▶ [Short task] Write out the material exactly, without any of its pictures.

▶ [Material provided]
**********
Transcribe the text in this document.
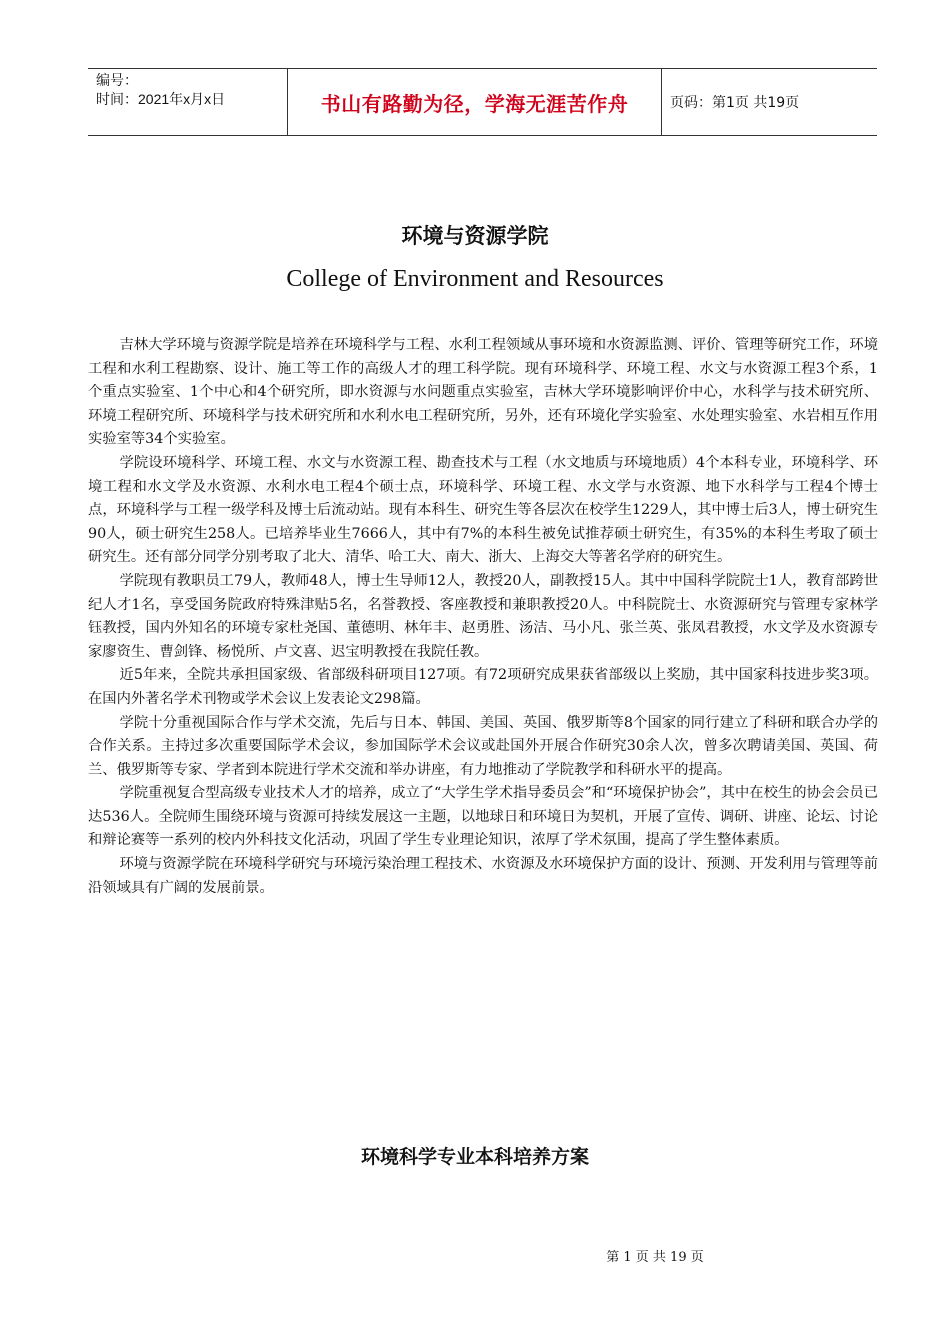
编号：
时间：2021年x月x日	书山有路勤为径，学海无涯苦作舟	页码：第1页 共19页
环境与资源学院
College of Environment and Resources

吉林大学环境与资源学院是培养在环境科学与工程、水利工程领域从事环境和水资源监测、评价、管理等研究工作，环境工程和水利工程勘察、设计、施工等工作的高级人才的理工科学院。现有环境科学、环境工程、水文与水资源工程3个系，1个重点实验室、1个中心和4个研究所，即水资源与水问题重点实验室，吉林大学环境影响评价中心，水科学与技术研究所、环境工程研究所、环境科学与技术研究所和水利水电工程研究所，另外，还有环境化学实验室、水处理实验室、水岩相互作用实验室等34个实验室。

学院设环境科学、环境工程、水文与水资源工程、勘查技术与工程（水文地质与环境地质）4个本科专业，环境科学、环境工程和水文学及水资源、水利水电工程4个硕士点，环境科学、环境工程、水文学与水资源、地下水科学与工程4个博士点，环境科学与工程一级学科及博士后流动站。现有本科生、研究生等各层次在校学生1229人，其中博士后3人，博士研究生90人，硕士研究生258人。已培养毕业生7666人，其中有7%的本科生被免试推荐硕士研究生，有35%的本科生考取了硕士研究生。还有部分同学分别考取了北大、清华、哈工大、南大、浙大、上海交大等著名学府的研究生。

学院现有教职员工79人，教师48人，博士生导师12人，教授20人，副教授15人。其中中国科学院院士1人，教育部跨世纪人才1名，享受国务院政府特殊津贴5名，名誉教授、客座教授和兼职教授20人。中科院院士、水资源研究与管理专家林学钰教授，国内外知名的环境专家杜尧国、董德明、林年丰、赵勇胜、汤洁、马小凡、张兰英、张凤君教授，水文学及水资源专家廖资生、曹剑锋、杨悦所、卢文喜、迟宝明教授在我院任教。

近5年来，全院共承担国家级、省部级科研项目127项。有72项研究成果获省部级以上奖励，其中国家科技进步奖3项。在国内外著名学术刊物或学术会议上发表论文298篇。

学院十分重视国际合作与学术交流，先后与日本、韩国、美国、英国、俄罗斯等8个国家的同行建立了科研和联合办学的合作关系。主持过多次重要国际学术会议，参加国际学术会议或赴国外开展合作研究30余人次，曾多次聘请美国、英国、荷兰、俄罗斯等专家、学者到本院进行学术交流和举办讲座，有力地推动了学院教学和科研水平的提高。

学院重视复合型高级专业技术人才的培养，成立了“大学生学术指导委员会”和“环境保护协会”，其中在校生的协会会员已达536人。全院师生围绕环境与资源可持续发展这一主题，以地球日和环境日为契机，开展了宣传、调研、讲座、论坛、讨论和辩论赛等一系列的校内外科技文化活动，巩固了学生专业理论知识，浓厚了学术氛围，提高了学生整体素质。

环境与资源学院在环境科学研究与环境污染治理工程技术、水资源及水环境保护方面的设计、预测、开发利用与管理等前沿领域具有广阔的发展前景。

环境科学专业本科培养方案
第 1 页 共 19 页
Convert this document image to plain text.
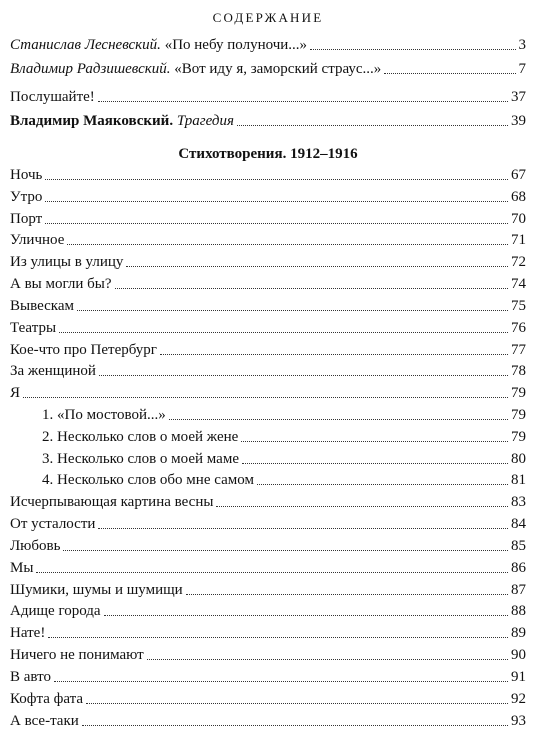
СОДЕРЖАНИЕ
Станислав Лесневский. «По небу полуночи...»	3
Владимир Радзишевский. «Вот иду я, заморский страус...»	7
Послушайте!	37
Владимир Маяковский. Трагедия	39
Стихотворения. 1912–1916
Ночь	67
Утро	68
Порт	70
Уличное	71
Из улицы в улицу	72
А вы могли бы?	74
Вывескам	75
Театры	76
Кое-что про Петербург	77
За женщиной	78
Я	79
1. «По мостовой...»	79
2. Несколько слов о моей жене	79
3. Несколько слов о моей маме	80
4. Несколько слов обо мне самом	81
Исчерпывающая картина весны	83
От усталости	84
Любовь	85
Мы	86
Шумики, шумы и шумищи	87
Адище города	88
Нате!	89
Ничего не понимают	90
В авто	91
Кофта фата	92
А все-таки	93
**********
▶ [Answer to this exercise]
Transcribe the text in this document.
编号：
时间：2021年x月x日	书山有路勤为径，学海无涯苦作舟	页码：第1页 共19页
环境与资源学院
College of Environment and Resources

吉林大学环境与资源学院是培养在环境科学与工程、水利工程领域从事环境和水资源监测、评价、管理等研究工作，环境工程和水利工程勘察、设计、施工等工作的高级人才的理工科学院。现有环境科学、环境工程、水文与水资源工程3个系，1个重点实验室、1个中心和4个研究所，即水资源与水问题重点实验室，吉林大学环境影响评价中心，水科学与技术研究所、环境工程研究所、环境科学与技术研究所和水利水电工程研究所，另外，还有环境化学实验室、水处理实验室、水岩相互作用实验室等34个实验室。

学院设环境科学、环境工程、水文与水资源工程、勘查技术与工程（水文地质与环境地质）4个本科专业，环境科学、环境工程和水文学及水资源、水利水电工程4个硕士点，环境科学、环境工程、水文学与水资源、地下水科学与工程4个博士点，环境科学与工程一级学科及博士后流动站。现有本科生、研究生等各层次在校学生1229人，其中博士后3人，博士研究生90人，硕士研究生258人。已培养毕业生7666人，其中有7%的本科生被免试推荐硕士研究生，有35%的本科生考取了硕士研究生。还有部分同学分别考取了北大、清华、哈工大、南大、浙大、上海交大等著名学府的研究生。

学院现有教职员工79人，教师48人，博士生导师12人，教授20人，副教授15人。其中中国科学院院士1人，教育部跨世纪人才1名，享受国务院政府特殊津贴5名，名誉教授、客座教授和兼职教授20人。中科院院士、水资源研究与管理专家林学钰教授，国内外知名的环境专家杜尧国、董德明、林年丰、赵勇胜、汤洁、马小凡、张兰英、张凤君教授，水文学及水资源专家廖资生、曹剑锋、杨悦所、卢文喜、迟宝明教授在我院任教。

近5年来，全院共承担国家级、省部级科研项目127项。有72项研究成果获省部级以上奖励，其中国家科技进步奖3项。在国内外著名学术刊物或学术会议上发表论文298篇。

学院十分重视国际合作与学术交流，先后与日本、韩国、美国、英国、俄罗斯等8个国家的同行建立了科研和联合办学的合作关系。主持过多次重要国际学术会议，参加国际学术会议或赴国外开展合作研究30余人次，曾多次聘请美国、英国、荷兰、俄罗斯等专家、学者到本院进行学术交流和举办讲座，有力地推动了学院教学和科研水平的提高。

学院重视复合型高级专业技术人才的培养，成立了“大学生学术指导委员会”和“环境保护协会”，其中在校生的协会会员已达536人。全院师生围绕环境与资源可持续发展这一主题，以地球日和环境日为契机，开展了宣传、调研、讲座、论坛、讨论和辩论赛等一系列的校内外科技文化活动，巩固了学生专业理论知识，浓厚了学术氛围，提高了学生整体素质。

环境与资源学院在环境科学研究与环境污染治理工程技术、水资源及水环境保护方面的设计、预测、开发利用与管理等前沿领域具有广阔的发展前景。

环境科学专业本科培养方案
第 1 页 共 19 页
Convert this document image to plain text.
СОДЕРЖАНИЕ
Станислав Лесневский. «По небу полуночи...»	3
Владимир Радзишевский. «Вот иду я, заморский страус...»	7
Послушайте!	37
Владимир Маяковский. Трагедия	39
Стихотворения. 1912–1916
Ночь	67
Утро	68
Порт	70
Уличное	71
Из улицы в улицу	72
А вы могли бы?	74
Вывескам	75
Театры	76
Кое-что про Петербург	77
За женщиной	78
Я	79
1. «По мостовой...»	79
2. Несколько слов о моей жене	79
3. Несколько слов о моей маме	80
4. Несколько слов обо мне самом	81
Исчерпывающая картина весны	83
От усталости	84
Любовь	85
Мы	86
Шумики, шумы и шумищи	87
Адище города	88
Нате!	89
Ничего не понимают	90
В авто	91
Кофта фата	92
А все-таки	93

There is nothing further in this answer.